[REQUIRED TASK] Search the material below for the string "label" and extract each line that has it.

**** PROVIDED MATERIAL ****

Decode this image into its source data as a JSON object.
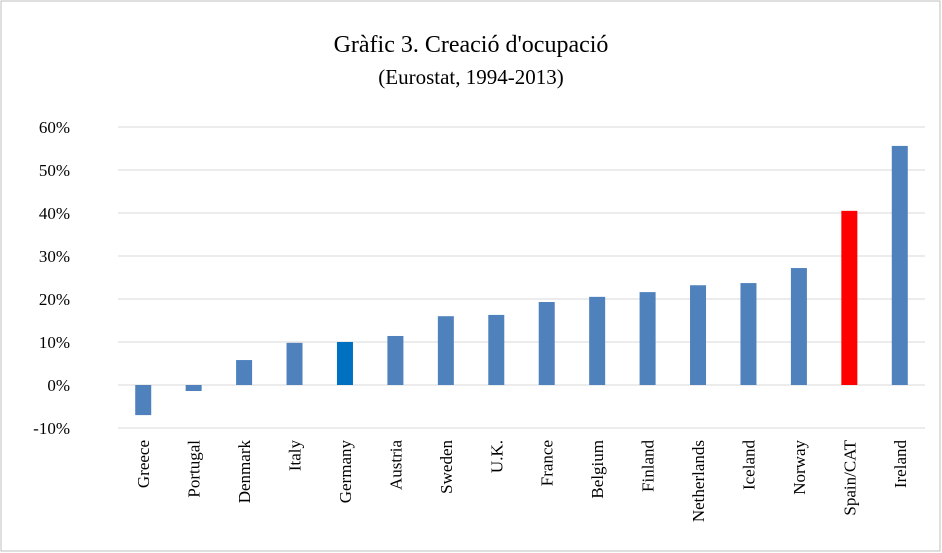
{
  "chart_data": {
    "type": "bar",
    "title": "Gràfic 3. Creació d'ocupació",
    "subtitle": "(Eurostat, 1994-2013)",
    "categories": [
      "Greece",
      "Portugal",
      "Denmark",
      "Italy",
      "Germany",
      "Austria",
      "Sweden",
      "U.K.",
      "France",
      "Belgium",
      "Finland",
      "Netherlands",
      "Iceland",
      "Norway",
      "Spain/CAT",
      "Ireland"
    ],
    "values": [
      -7.0,
      -1.4,
      5.8,
      9.8,
      10.0,
      11.4,
      16.0,
      16.3,
      19.3,
      20.5,
      21.6,
      23.2,
      23.7,
      27.2,
      40.5,
      55.6
    ],
    "colors": [
      "#4f81bd",
      "#4f81bd",
      "#4f81bd",
      "#4f81bd",
      "#0070c0",
      "#4f81bd",
      "#4f81bd",
      "#4f81bd",
      "#4f81bd",
      "#4f81bd",
      "#4f81bd",
      "#4f81bd",
      "#4f81bd",
      "#4f81bd",
      "#ff0000",
      "#4f81bd"
    ],
    "ylim": [
      -10,
      60
    ],
    "yticks": [
      {
        "value": -10,
        "label": "-10%"
      },
      {
        "value": 0,
        "label": "0%"
      },
      {
        "value": 10,
        "label": "10%"
      },
      {
        "value": 20,
        "label": "20%"
      },
      {
        "value": 30,
        "label": "30%"
      },
      {
        "value": 40,
        "label": "40%"
      },
      {
        "value": 50,
        "label": "50%"
      },
      {
        "value": 60,
        "label": "60%"
      }
    ],
    "grid": true
  }
}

****

[EXERCISE RESULT]
        "label": "-10%"
        "label": "0%"
        "label": "10%"
        "label": "20%"
        "label": "30%"
        "label": "40%"
        "label": "50%"
        "label": "60%"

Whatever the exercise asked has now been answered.